OBJECTIVE: Skip every line before the one containing "What does this", then copy that line and the rest of the entries below exactly, through the last line.

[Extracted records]
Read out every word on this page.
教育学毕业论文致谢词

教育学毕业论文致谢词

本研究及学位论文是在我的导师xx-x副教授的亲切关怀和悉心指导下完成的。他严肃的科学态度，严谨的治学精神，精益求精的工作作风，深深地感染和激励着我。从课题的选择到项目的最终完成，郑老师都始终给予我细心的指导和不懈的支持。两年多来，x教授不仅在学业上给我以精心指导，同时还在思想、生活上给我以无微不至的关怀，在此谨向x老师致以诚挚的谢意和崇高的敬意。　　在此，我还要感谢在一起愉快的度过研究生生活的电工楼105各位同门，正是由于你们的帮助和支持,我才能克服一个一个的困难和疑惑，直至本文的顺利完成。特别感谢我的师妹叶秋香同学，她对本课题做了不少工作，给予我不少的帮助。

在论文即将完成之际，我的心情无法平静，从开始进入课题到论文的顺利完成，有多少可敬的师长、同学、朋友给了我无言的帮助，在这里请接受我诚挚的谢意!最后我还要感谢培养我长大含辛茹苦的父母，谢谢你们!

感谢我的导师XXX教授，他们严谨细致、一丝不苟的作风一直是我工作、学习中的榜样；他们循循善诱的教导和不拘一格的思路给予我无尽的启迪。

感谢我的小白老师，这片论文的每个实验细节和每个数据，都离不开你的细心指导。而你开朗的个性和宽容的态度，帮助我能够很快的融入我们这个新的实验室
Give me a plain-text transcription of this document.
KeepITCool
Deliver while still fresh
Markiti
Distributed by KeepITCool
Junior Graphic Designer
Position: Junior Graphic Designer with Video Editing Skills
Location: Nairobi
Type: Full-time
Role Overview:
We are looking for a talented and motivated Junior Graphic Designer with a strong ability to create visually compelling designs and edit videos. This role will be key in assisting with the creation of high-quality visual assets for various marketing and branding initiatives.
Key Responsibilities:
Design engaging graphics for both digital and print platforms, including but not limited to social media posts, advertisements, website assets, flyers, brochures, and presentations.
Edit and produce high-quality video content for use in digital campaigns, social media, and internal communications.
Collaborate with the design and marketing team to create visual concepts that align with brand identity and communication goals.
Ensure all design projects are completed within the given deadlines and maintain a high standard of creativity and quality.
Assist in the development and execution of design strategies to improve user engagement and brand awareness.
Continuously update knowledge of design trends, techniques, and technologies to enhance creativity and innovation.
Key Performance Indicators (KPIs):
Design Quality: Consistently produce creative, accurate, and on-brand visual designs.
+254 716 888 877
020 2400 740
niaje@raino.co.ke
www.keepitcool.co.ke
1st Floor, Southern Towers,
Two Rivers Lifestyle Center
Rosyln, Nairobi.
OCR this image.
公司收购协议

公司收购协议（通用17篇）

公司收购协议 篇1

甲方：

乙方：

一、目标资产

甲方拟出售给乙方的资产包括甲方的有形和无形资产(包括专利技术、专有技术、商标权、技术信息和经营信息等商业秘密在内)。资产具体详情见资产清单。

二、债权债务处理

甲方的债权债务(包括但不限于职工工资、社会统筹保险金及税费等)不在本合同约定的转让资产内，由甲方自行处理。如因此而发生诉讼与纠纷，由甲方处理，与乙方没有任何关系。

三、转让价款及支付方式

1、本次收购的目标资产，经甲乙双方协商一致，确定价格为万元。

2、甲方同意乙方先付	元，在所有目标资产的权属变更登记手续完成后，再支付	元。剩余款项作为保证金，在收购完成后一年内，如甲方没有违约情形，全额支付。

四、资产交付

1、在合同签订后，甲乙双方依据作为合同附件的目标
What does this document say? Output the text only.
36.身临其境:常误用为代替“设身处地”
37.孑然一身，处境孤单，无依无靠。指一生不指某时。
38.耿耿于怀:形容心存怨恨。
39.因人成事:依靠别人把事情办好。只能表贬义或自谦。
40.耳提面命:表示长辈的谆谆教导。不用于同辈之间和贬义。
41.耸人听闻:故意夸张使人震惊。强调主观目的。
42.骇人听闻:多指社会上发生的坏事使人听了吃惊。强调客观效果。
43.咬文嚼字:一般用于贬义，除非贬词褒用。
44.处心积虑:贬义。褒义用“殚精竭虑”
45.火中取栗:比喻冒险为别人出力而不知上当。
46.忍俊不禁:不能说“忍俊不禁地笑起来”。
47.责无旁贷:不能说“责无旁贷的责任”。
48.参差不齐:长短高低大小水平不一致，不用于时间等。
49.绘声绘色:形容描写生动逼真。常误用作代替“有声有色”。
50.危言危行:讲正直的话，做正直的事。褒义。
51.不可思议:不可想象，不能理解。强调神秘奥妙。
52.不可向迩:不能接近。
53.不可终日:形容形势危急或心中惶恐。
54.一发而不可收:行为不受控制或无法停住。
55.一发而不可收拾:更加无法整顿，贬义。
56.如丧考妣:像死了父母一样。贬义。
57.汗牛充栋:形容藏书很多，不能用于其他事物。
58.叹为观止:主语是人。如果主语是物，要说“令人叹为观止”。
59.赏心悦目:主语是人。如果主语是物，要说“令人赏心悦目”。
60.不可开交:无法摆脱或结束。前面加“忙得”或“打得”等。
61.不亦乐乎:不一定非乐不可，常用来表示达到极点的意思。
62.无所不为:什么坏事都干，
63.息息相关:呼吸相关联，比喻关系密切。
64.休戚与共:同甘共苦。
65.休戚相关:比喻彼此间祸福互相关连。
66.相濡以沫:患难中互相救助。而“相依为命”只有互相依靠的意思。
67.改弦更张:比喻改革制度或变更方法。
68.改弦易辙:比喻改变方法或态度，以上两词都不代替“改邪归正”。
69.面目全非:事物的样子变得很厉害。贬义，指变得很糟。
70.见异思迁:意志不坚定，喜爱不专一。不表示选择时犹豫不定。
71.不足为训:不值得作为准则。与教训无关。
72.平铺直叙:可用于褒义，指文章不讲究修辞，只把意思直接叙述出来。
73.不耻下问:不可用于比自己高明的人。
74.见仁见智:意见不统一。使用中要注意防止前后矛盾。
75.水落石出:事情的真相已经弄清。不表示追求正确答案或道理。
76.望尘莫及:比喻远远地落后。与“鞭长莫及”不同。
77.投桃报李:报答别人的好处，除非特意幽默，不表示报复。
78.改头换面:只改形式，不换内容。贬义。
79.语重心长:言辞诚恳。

SOLUTION FOR THIS EXERCISE:
What does this document say? Output the text only.
36.身临其境:常误用为代替“设身处地”
37.孑然一身，处境孤单，无依无靠。指一生不指某时。
38.耿耿于怀:形容心存怨恨。
39.因人成事:依靠别人把事情办好。只能表贬义或自谦。
40.耳提面命:表示长辈的谆谆教导。不用于同辈之间和贬义。
41.耸人听闻:故意夸张使人震惊。强调主观目的。
42.骇人听闻:多指社会上发生的坏事使人听了吃惊。强调客观效果。
43.咬文嚼字:一般用于贬义，除非贬词褒用。
44.处心积虑:贬义。褒义用“殚精竭虑”
45.火中取栗:比喻冒险为别人出力而不知上当。
46.忍俊不禁:不能说“忍俊不禁地笑起来”。
47.责无旁贷:不能说“责无旁贷的责任”。
48.参差不齐:长短高低大小水平不一致，不用于时间等。
49.绘声绘色:形容描写生动逼真。常误用作代替“有声有色”。
50.危言危行:讲正直的话，做正直的事。褒义。
51.不可思议:不可想象，不能理解。强调神秘奥妙。
52.不可向迩:不能接近。
53.不可终日:形容形势危急或心中惶恐。
54.一发而不可收:行为不受控制或无法停住。
55.一发而不可收拾:更加无法整顿，贬义。
56.如丧考妣:像死了父母一样。贬义。
57.汗牛充栋:形容藏书很多，不能用于其他事物。
58.叹为观止:主语是人。如果主语是物，要说“令人叹为观止”。
59.赏心悦目:主语是人。如果主语是物，要说“令人赏心悦目”。
60.不可开交:无法摆脱或结束。前面加“忙得”或“打得”等。
61.不亦乐乎:不一定非乐不可，常用来表示达到极点的意思。
62.无所不为:什么坏事都干，
63.息息相关:呼吸相关联，比喻关系密切。
64.休戚与共:同甘共苦。
65.休戚相关:比喻彼此间祸福互相关连。
66.相濡以沫:患难中互相救助。而“相依为命”只有互相依靠的意思。
67.改弦更张:比喻改革制度或变更方法。
68.改弦易辙:比喻改变方法或态度，以上两词都不代替“改邪归正”。
69.面目全非:事物的样子变得很厉害。贬义，指变得很糟。
70.见异思迁:意志不坚定，喜爱不专一。不表示选择时犹豫不定。
71.不足为训:不值得作为准则。与教训无关。
72.平铺直叙:可用于褒义，指文章不讲究修辞，只把意思直接叙述出来。
73.不耻下问:不可用于比自己高明的人。
74.见仁见智:意见不统一。使用中要注意防止前后矛盾。
75.水落石出:事情的真相已经弄清。不表示追求正确答案或道理。
76.望尘莫及:比喻远远地落后。与“鞭长莫及”不同。
77.投桃报李:报答别人的好处，除非特意幽默，不表示报复。
78.改头换面:只改形式，不换内容。贬义。
79.语重心长:言辞诚恳。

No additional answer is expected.